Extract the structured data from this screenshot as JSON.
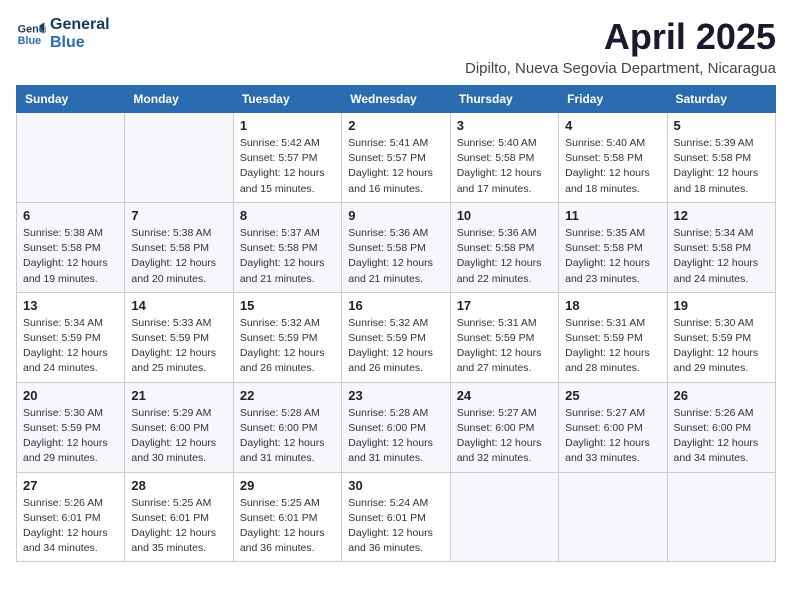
{
  "header": {
    "logo_line1": "General",
    "logo_line2": "Blue",
    "month_year": "April 2025",
    "location": "Dipilto, Nueva Segovia Department, Nicaragua"
  },
  "weekdays": [
    "Sunday",
    "Monday",
    "Tuesday",
    "Wednesday",
    "Thursday",
    "Friday",
    "Saturday"
  ],
  "weeks": [
    [
      {
        "day": null,
        "info": null
      },
      {
        "day": null,
        "info": null
      },
      {
        "day": "1",
        "info": "Sunrise: 5:42 AM\nSunset: 5:57 PM\nDaylight: 12 hours and 15 minutes."
      },
      {
        "day": "2",
        "info": "Sunrise: 5:41 AM\nSunset: 5:57 PM\nDaylight: 12 hours and 16 minutes."
      },
      {
        "day": "3",
        "info": "Sunrise: 5:40 AM\nSunset: 5:58 PM\nDaylight: 12 hours and 17 minutes."
      },
      {
        "day": "4",
        "info": "Sunrise: 5:40 AM\nSunset: 5:58 PM\nDaylight: 12 hours and 18 minutes."
      },
      {
        "day": "5",
        "info": "Sunrise: 5:39 AM\nSunset: 5:58 PM\nDaylight: 12 hours and 18 minutes."
      }
    ],
    [
      {
        "day": "6",
        "info": "Sunrise: 5:38 AM\nSunset: 5:58 PM\nDaylight: 12 hours and 19 minutes."
      },
      {
        "day": "7",
        "info": "Sunrise: 5:38 AM\nSunset: 5:58 PM\nDaylight: 12 hours and 20 minutes."
      },
      {
        "day": "8",
        "info": "Sunrise: 5:37 AM\nSunset: 5:58 PM\nDaylight: 12 hours and 21 minutes."
      },
      {
        "day": "9",
        "info": "Sunrise: 5:36 AM\nSunset: 5:58 PM\nDaylight: 12 hours and 21 minutes."
      },
      {
        "day": "10",
        "info": "Sunrise: 5:36 AM\nSunset: 5:58 PM\nDaylight: 12 hours and 22 minutes."
      },
      {
        "day": "11",
        "info": "Sunrise: 5:35 AM\nSunset: 5:58 PM\nDaylight: 12 hours and 23 minutes."
      },
      {
        "day": "12",
        "info": "Sunrise: 5:34 AM\nSunset: 5:58 PM\nDaylight: 12 hours and 24 minutes."
      }
    ],
    [
      {
        "day": "13",
        "info": "Sunrise: 5:34 AM\nSunset: 5:59 PM\nDaylight: 12 hours and 24 minutes."
      },
      {
        "day": "14",
        "info": "Sunrise: 5:33 AM\nSunset: 5:59 PM\nDaylight: 12 hours and 25 minutes."
      },
      {
        "day": "15",
        "info": "Sunrise: 5:32 AM\nSunset: 5:59 PM\nDaylight: 12 hours and 26 minutes."
      },
      {
        "day": "16",
        "info": "Sunrise: 5:32 AM\nSunset: 5:59 PM\nDaylight: 12 hours and 26 minutes."
      },
      {
        "day": "17",
        "info": "Sunrise: 5:31 AM\nSunset: 5:59 PM\nDaylight: 12 hours and 27 minutes."
      },
      {
        "day": "18",
        "info": "Sunrise: 5:31 AM\nSunset: 5:59 PM\nDaylight: 12 hours and 28 minutes."
      },
      {
        "day": "19",
        "info": "Sunrise: 5:30 AM\nSunset: 5:59 PM\nDaylight: 12 hours and 29 minutes."
      }
    ],
    [
      {
        "day": "20",
        "info": "Sunrise: 5:30 AM\nSunset: 5:59 PM\nDaylight: 12 hours and 29 minutes."
      },
      {
        "day": "21",
        "info": "Sunrise: 5:29 AM\nSunset: 6:00 PM\nDaylight: 12 hours and 30 minutes."
      },
      {
        "day": "22",
        "info": "Sunrise: 5:28 AM\nSunset: 6:00 PM\nDaylight: 12 hours and 31 minutes."
      },
      {
        "day": "23",
        "info": "Sunrise: 5:28 AM\nSunset: 6:00 PM\nDaylight: 12 hours and 31 minutes."
      },
      {
        "day": "24",
        "info": "Sunrise: 5:27 AM\nSunset: 6:00 PM\nDaylight: 12 hours and 32 minutes."
      },
      {
        "day": "25",
        "info": "Sunrise: 5:27 AM\nSunset: 6:00 PM\nDaylight: 12 hours and 33 minutes."
      },
      {
        "day": "26",
        "info": "Sunrise: 5:26 AM\nSunset: 6:00 PM\nDaylight: 12 hours and 34 minutes."
      }
    ],
    [
      {
        "day": "27",
        "info": "Sunrise: 5:26 AM\nSunset: 6:01 PM\nDaylight: 12 hours and 34 minutes."
      },
      {
        "day": "28",
        "info": "Sunrise: 5:25 AM\nSunset: 6:01 PM\nDaylight: 12 hours and 35 minutes."
      },
      {
        "day": "29",
        "info": "Sunrise: 5:25 AM\nSunset: 6:01 PM\nDaylight: 12 hours and 36 minutes."
      },
      {
        "day": "30",
        "info": "Sunrise: 5:24 AM\nSunset: 6:01 PM\nDaylight: 12 hours and 36 minutes."
      },
      {
        "day": null,
        "info": null
      },
      {
        "day": null,
        "info": null
      },
      {
        "day": null,
        "info": null
      }
    ]
  ]
}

Task to complete | Make an exact copy of the records above, with the pictures left out.

Task output |
Extract the structured data from this screenshot as JSON.
{
  "header": {
    "logo_line1": "General",
    "logo_line2": "Blue",
    "month_year": "April 2025",
    "location": "Dipilto, Nueva Segovia Department, Nicaragua"
  },
  "weekdays": [
    "Sunday",
    "Monday",
    "Tuesday",
    "Wednesday",
    "Thursday",
    "Friday",
    "Saturday"
  ],
  "weeks": [
    [
      {
        "day": null,
        "info": null
      },
      {
        "day": null,
        "info": null
      },
      {
        "day": "1",
        "info": "Sunrise: 5:42 AM\nSunset: 5:57 PM\nDaylight: 12 hours and 15 minutes."
      },
      {
        "day": "2",
        "info": "Sunrise: 5:41 AM\nSunset: 5:57 PM\nDaylight: 12 hours and 16 minutes."
      },
      {
        "day": "3",
        "info": "Sunrise: 5:40 AM\nSunset: 5:58 PM\nDaylight: 12 hours and 17 minutes."
      },
      {
        "day": "4",
        "info": "Sunrise: 5:40 AM\nSunset: 5:58 PM\nDaylight: 12 hours and 18 minutes."
      },
      {
        "day": "5",
        "info": "Sunrise: 5:39 AM\nSunset: 5:58 PM\nDaylight: 12 hours and 18 minutes."
      }
    ],
    [
      {
        "day": "6",
        "info": "Sunrise: 5:38 AM\nSunset: 5:58 PM\nDaylight: 12 hours and 19 minutes."
      },
      {
        "day": "7",
        "info": "Sunrise: 5:38 AM\nSunset: 5:58 PM\nDaylight: 12 hours and 20 minutes."
      },
      {
        "day": "8",
        "info": "Sunrise: 5:37 AM\nSunset: 5:58 PM\nDaylight: 12 hours and 21 minutes."
      },
      {
        "day": "9",
        "info": "Sunrise: 5:36 AM\nSunset: 5:58 PM\nDaylight: 12 hours and 21 minutes."
      },
      {
        "day": "10",
        "info": "Sunrise: 5:36 AM\nSunset: 5:58 PM\nDaylight: 12 hours and 22 minutes."
      },
      {
        "day": "11",
        "info": "Sunrise: 5:35 AM\nSunset: 5:58 PM\nDaylight: 12 hours and 23 minutes."
      },
      {
        "day": "12",
        "info": "Sunrise: 5:34 AM\nSunset: 5:58 PM\nDaylight: 12 hours and 24 minutes."
      }
    ],
    [
      {
        "day": "13",
        "info": "Sunrise: 5:34 AM\nSunset: 5:59 PM\nDaylight: 12 hours and 24 minutes."
      },
      {
        "day": "14",
        "info": "Sunrise: 5:33 AM\nSunset: 5:59 PM\nDaylight: 12 hours and 25 minutes."
      },
      {
        "day": "15",
        "info": "Sunrise: 5:32 AM\nSunset: 5:59 PM\nDaylight: 12 hours and 26 minutes."
      },
      {
        "day": "16",
        "info": "Sunrise: 5:32 AM\nSunset: 5:59 PM\nDaylight: 12 hours and 26 minutes."
      },
      {
        "day": "17",
        "info": "Sunrise: 5:31 AM\nSunset: 5:59 PM\nDaylight: 12 hours and 27 minutes."
      },
      {
        "day": "18",
        "info": "Sunrise: 5:31 AM\nSunset: 5:59 PM\nDaylight: 12 hours and 28 minutes."
      },
      {
        "day": "19",
        "info": "Sunrise: 5:30 AM\nSunset: 5:59 PM\nDaylight: 12 hours and 29 minutes."
      }
    ],
    [
      {
        "day": "20",
        "info": "Sunrise: 5:30 AM\nSunset: 5:59 PM\nDaylight: 12 hours and 29 minutes."
      },
      {
        "day": "21",
        "info": "Sunrise: 5:29 AM\nSunset: 6:00 PM\nDaylight: 12 hours and 30 minutes."
      },
      {
        "day": "22",
        "info": "Sunrise: 5:28 AM\nSunset: 6:00 PM\nDaylight: 12 hours and 31 minutes."
      },
      {
        "day": "23",
        "info": "Sunrise: 5:28 AM\nSunset: 6:00 PM\nDaylight: 12 hours and 31 minutes."
      },
      {
        "day": "24",
        "info": "Sunrise: 5:27 AM\nSunset: 6:00 PM\nDaylight: 12 hours and 32 minutes."
      },
      {
        "day": "25",
        "info": "Sunrise: 5:27 AM\nSunset: 6:00 PM\nDaylight: 12 hours and 33 minutes."
      },
      {
        "day": "26",
        "info": "Sunrise: 5:26 AM\nSunset: 6:00 PM\nDaylight: 12 hours and 34 minutes."
      }
    ],
    [
      {
        "day": "27",
        "info": "Sunrise: 5:26 AM\nSunset: 6:01 PM\nDaylight: 12 hours and 34 minutes."
      },
      {
        "day": "28",
        "info": "Sunrise: 5:25 AM\nSunset: 6:01 PM\nDaylight: 12 hours and 35 minutes."
      },
      {
        "day": "29",
        "info": "Sunrise: 5:25 AM\nSunset: 6:01 PM\nDaylight: 12 hours and 36 minutes."
      },
      {
        "day": "30",
        "info": "Sunrise: 5:24 AM\nSunset: 6:01 PM\nDaylight: 12 hours and 36 minutes."
      },
      {
        "day": null,
        "info": null
      },
      {
        "day": null,
        "info": null
      },
      {
        "day": null,
        "info": null
      }
    ]
  ]
}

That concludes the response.